__What the exercise asks__
From the entries below, gather each line containing the word "企望而归".

start Provided records

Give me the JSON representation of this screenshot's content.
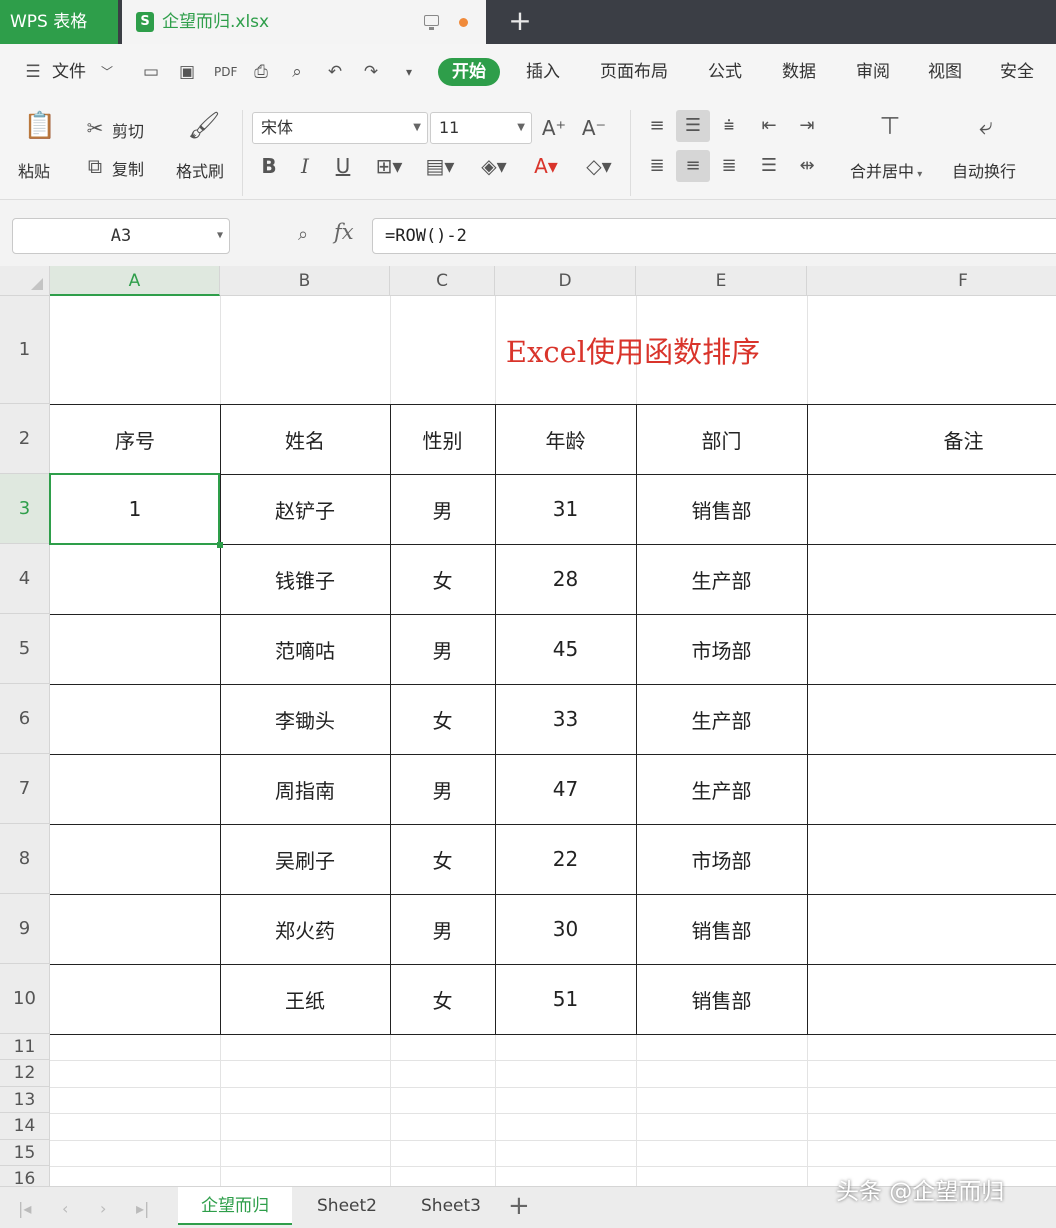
{
  "app": {
    "app_tab": "WPS 表格",
    "doc_tab": "企望而归.xlsx",
    "new_tab": "+"
  },
  "menu": {
    "file": "文件",
    "tabs": [
      "开始",
      "插入",
      "页面布局",
      "公式",
      "数据",
      "审阅",
      "视图",
      "安全"
    ]
  },
  "ribbon": {
    "paste": "粘贴",
    "cut": "剪切",
    "copy": "复制",
    "format_painter": "格式刷",
    "font_name": "宋体",
    "font_size": "11",
    "merge_center": "合并居中",
    "wrap_text": "自动换行"
  },
  "formula": {
    "name_box": "A3",
    "fx": "fx",
    "content": "=ROW()-2"
  },
  "grid": {
    "columns": [
      "A",
      "B",
      "C",
      "D",
      "E",
      "F"
    ],
    "rows": [
      "1",
      "2",
      "3",
      "4",
      "5",
      "6",
      "7",
      "8",
      "9",
      "10",
      "11",
      "12",
      "13",
      "14",
      "15",
      "16"
    ],
    "title": "Excel使用函数排序",
    "headers": [
      "序号",
      "姓名",
      "性别",
      "年龄",
      "部门",
      "备注"
    ],
    "data": [
      [
        "1",
        "赵铲子",
        "男",
        "31",
        "销售部",
        ""
      ],
      [
        "",
        "钱锥子",
        "女",
        "28",
        "生产部",
        ""
      ],
      [
        "",
        "范嘀咕",
        "男",
        "45",
        "市场部",
        ""
      ],
      [
        "",
        "李锄头",
        "女",
        "33",
        "生产部",
        ""
      ],
      [
        "",
        "周指南",
        "男",
        "47",
        "生产部",
        ""
      ],
      [
        "",
        "吴刷子",
        "女",
        "22",
        "市场部",
        ""
      ],
      [
        "",
        "郑火药",
        "男",
        "30",
        "销售部",
        ""
      ],
      [
        "",
        "王纸",
        "女",
        "51",
        "销售部",
        ""
      ]
    ]
  },
  "sheets": {
    "tabs": [
      "企望而归",
      "Sheet2",
      "Sheet3"
    ],
    "add": "+"
  },
  "watermark": "头条 @企望而归",
  "colors": {
    "accent": "#2e9e4a",
    "title_red": "#d9342b",
    "titlebar": "#3b3e45"
  }
}
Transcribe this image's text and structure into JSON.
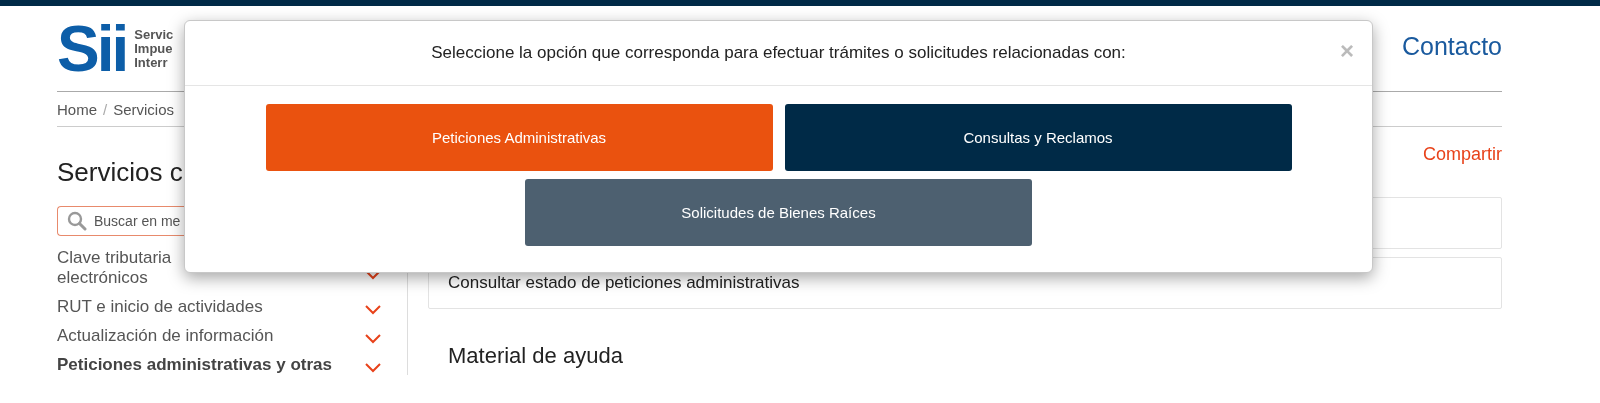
{
  "header": {
    "logo": "Sii",
    "logo_caption": [
      "Servic",
      "Impue",
      "Interr"
    ],
    "contact_link": "Contacto"
  },
  "breadcrumb": {
    "items": [
      "Home",
      "Servicios"
    ],
    "separator": "/"
  },
  "sidebar": {
    "title": "Servicios c",
    "search": {
      "placeholder": "Buscar en me"
    },
    "items": [
      {
        "lines": [
          "Clave tributaria",
          "electrónicos"
        ],
        "bold": false
      },
      {
        "lines": [
          "RUT e inicio de actividades"
        ],
        "bold": false
      },
      {
        "lines": [
          "Actualización de información"
        ],
        "bold": false
      },
      {
        "lines": [
          "Peticiones administrativas y otras"
        ],
        "bold": true
      }
    ]
  },
  "main": {
    "share_link": "Compartir",
    "rows": [
      "",
      "Consultar estado de peticiones administrativas"
    ],
    "section_title": "Material de ayuda"
  },
  "modal": {
    "title": "Seleccione la opción que corresponda para efectuar trámites o solicitudes relacionadas con:",
    "close": "×",
    "buttons": [
      {
        "label": "Peticiones Administrativas",
        "color": "#ea520f"
      },
      {
        "label": "Consultas y Reclamos",
        "color": "#002a47"
      },
      {
        "label": "Solicitudes de Bienes Raíces",
        "color": "#4d6070"
      }
    ]
  }
}
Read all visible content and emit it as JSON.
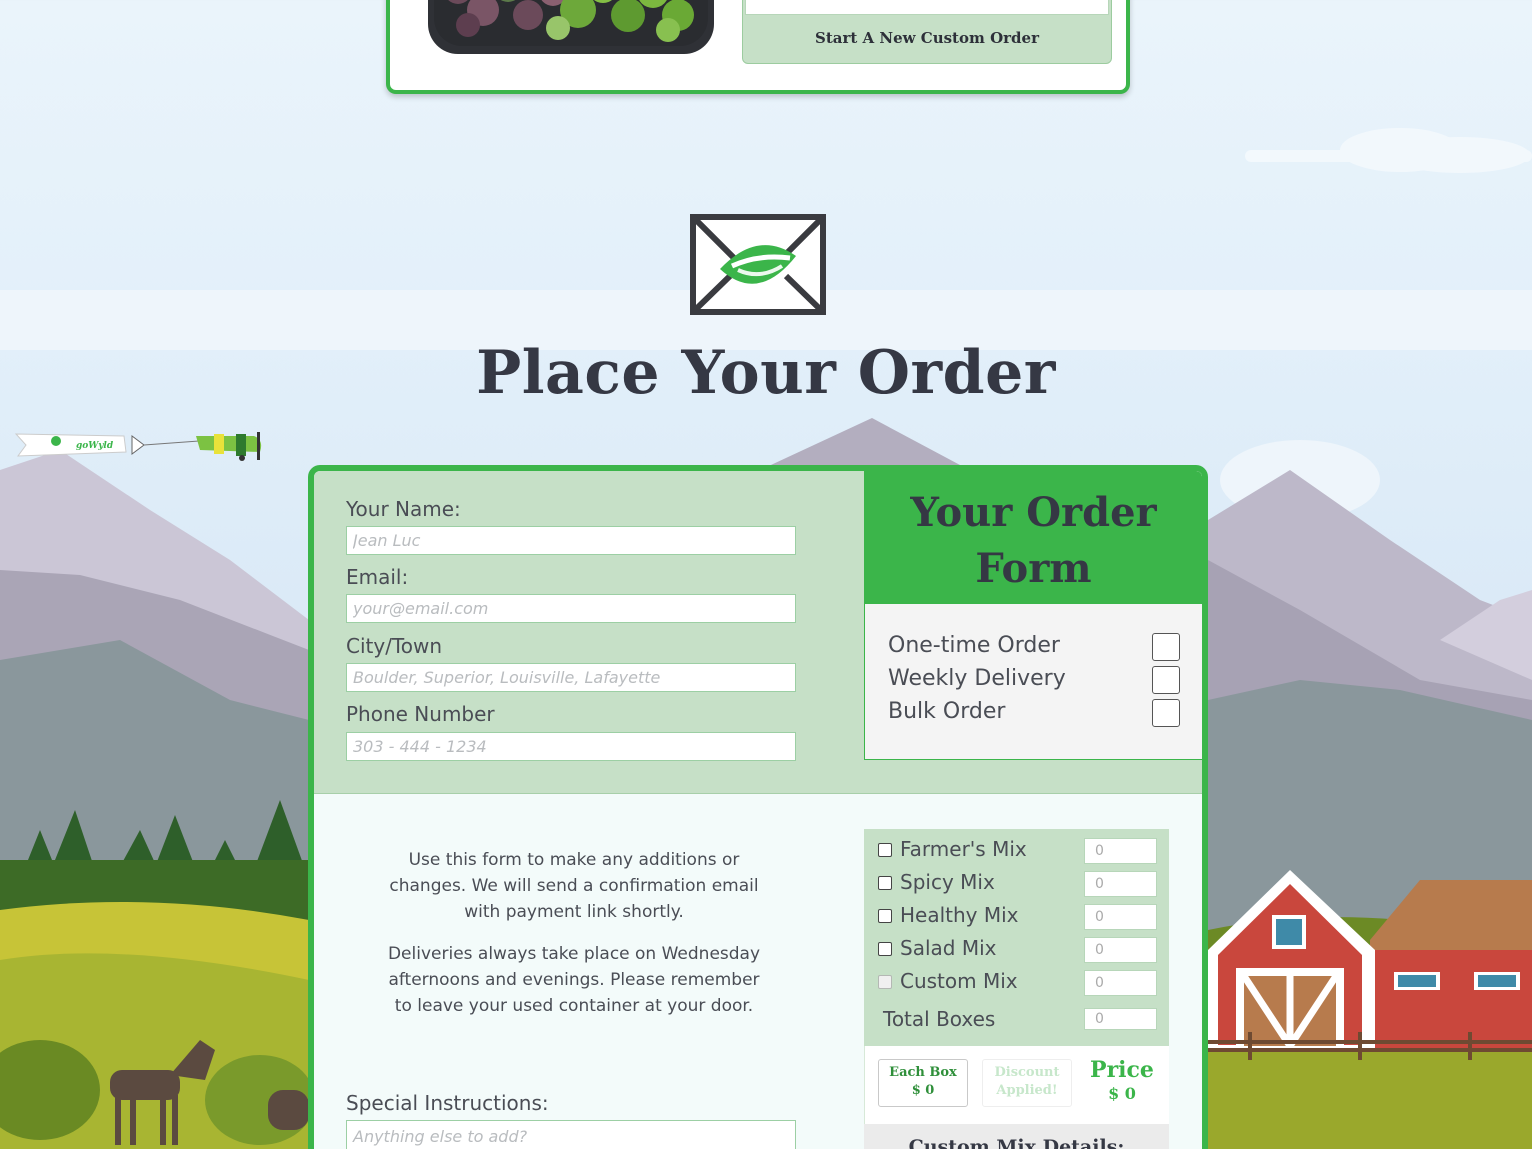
{
  "top_card": {
    "start_custom_order_label": "Start A New Custom Order"
  },
  "plane_banner_text": "goWyld",
  "page_title": "Place Your Order",
  "form": {
    "fields": [
      {
        "label": "Your Name:",
        "placeholder": "Jean Luc"
      },
      {
        "label": "Email:",
        "placeholder": "your@email.com"
      },
      {
        "label": "City/Town",
        "placeholder": "Boulder, Superior, Louisville, Lafayette"
      },
      {
        "label": "Phone Number",
        "placeholder": "303 - 444 - 1234"
      }
    ],
    "order_form_title": "Your Order Form",
    "order_types": [
      {
        "label": "One-time Order",
        "checked": false
      },
      {
        "label": "Weekly Delivery",
        "checked": false
      },
      {
        "label": "Bulk Order",
        "checked": false
      }
    ],
    "description_1": "Use this form to make any additions or changes. We will send a confirmation email with payment link shortly.",
    "description_2": "Deliveries always take place on Wednesday afternoons and evenings. Please remember to leave your used container at your door.",
    "special_instructions": {
      "label": "Special Instructions:",
      "placeholder": "Anything else to add?"
    },
    "mixes": [
      {
        "label": "Farmer's Mix",
        "qty": "0",
        "disabled": false
      },
      {
        "label": "Spicy Mix",
        "qty": "0",
        "disabled": false
      },
      {
        "label": "Healthy Mix",
        "qty": "0",
        "disabled": false
      },
      {
        "label": "Salad Mix",
        "qty": "0",
        "disabled": false
      },
      {
        "label": "Custom Mix",
        "qty": "0",
        "disabled": true
      }
    ],
    "total_boxes": {
      "label": "Total Boxes",
      "value": "0"
    },
    "each_box": {
      "label": "Each Box",
      "value": "$ 0"
    },
    "discount": {
      "label": "Discount Applied!"
    },
    "price": {
      "label": "Price",
      "value": "$ 0"
    },
    "custom_mix_details_title": "Custom Mix Details:"
  },
  "colors": {
    "brand_green": "#3bb54a",
    "panel_green": "#c6e0c7",
    "heading_dark": "#353844",
    "barn_red": "#c9473d"
  }
}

end Provided records

__Result__
    "doc_tab": "企望而归.xlsx",
      "企望而归",
  "watermark": "头条 @企望而归",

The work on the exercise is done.